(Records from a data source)
•••

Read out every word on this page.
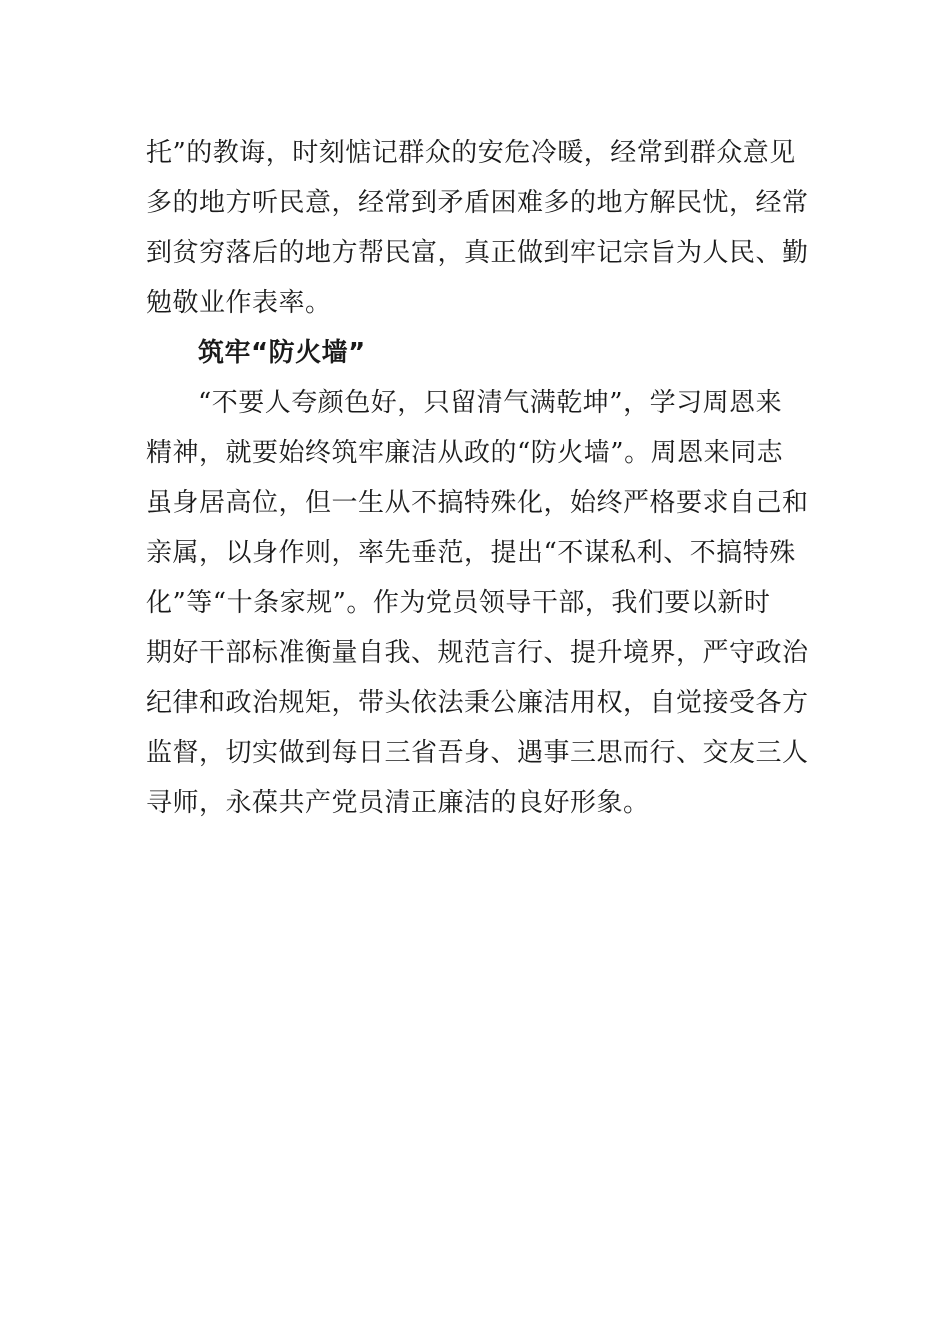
托”的教诲，时刻惦记群众的安危冷暖，经常到群众意见
多的地方听民意，经常到矛盾困难多的地方解民忧，经常
到贫穷落后的地方帮民富，真正做到牢记宗旨为人民、勤
勉敬业作表率。
筑牢“防火墙”
“不要人夸颜色好，只留清气满乾坤”，学习周恩来
精神，就要始终筑牢廉洁从政的“防火墙”。周恩来同志
虽身居高位，但一生从不搞特殊化，始终严格要求自己和
亲属，以身作则，率先垂范，提出“不谋私利、不搞特殊
化”等“十条家规”。作为党员领导干部，我们要以新时
期好干部标准衡量自我、规范言行、提升境界，严守政治
纪律和政治规矩，带头依法秉公廉洁用权，自觉接受各方
监督，切实做到每日三省吾身、遇事三思而行、交友三人
寻师，永葆共产党员清正廉洁的良好形象。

•••

Every entry must be reproduced exactly, with the images left out.

Read out every word on this page.
托”的教诲，时刻惦记群众的安危冷暖，经常到群众意见
多的地方听民意，经常到矛盾困难多的地方解民忧，经常
到贫穷落后的地方帮民富，真正做到牢记宗旨为人民、勤
勉敬业作表率。
筑牢“防火墙”
“不要人夸颜色好，只留清气满乾坤”，学习周恩来
精神，就要始终筑牢廉洁从政的“防火墙”。周恩来同志
虽身居高位，但一生从不搞特殊化，始终严格要求自己和
亲属，以身作则，率先垂范，提出“不谋私利、不搞特殊
化”等“十条家规”。作为党员领导干部，我们要以新时
期好干部标准衡量自我、规范言行、提升境界，严守政治
纪律和政治规矩，带头依法秉公廉洁用权，自觉接受各方
监督，切实做到每日三省吾身、遇事三思而行、交友三人
寻师，永葆共产党员清正廉洁的良好形象。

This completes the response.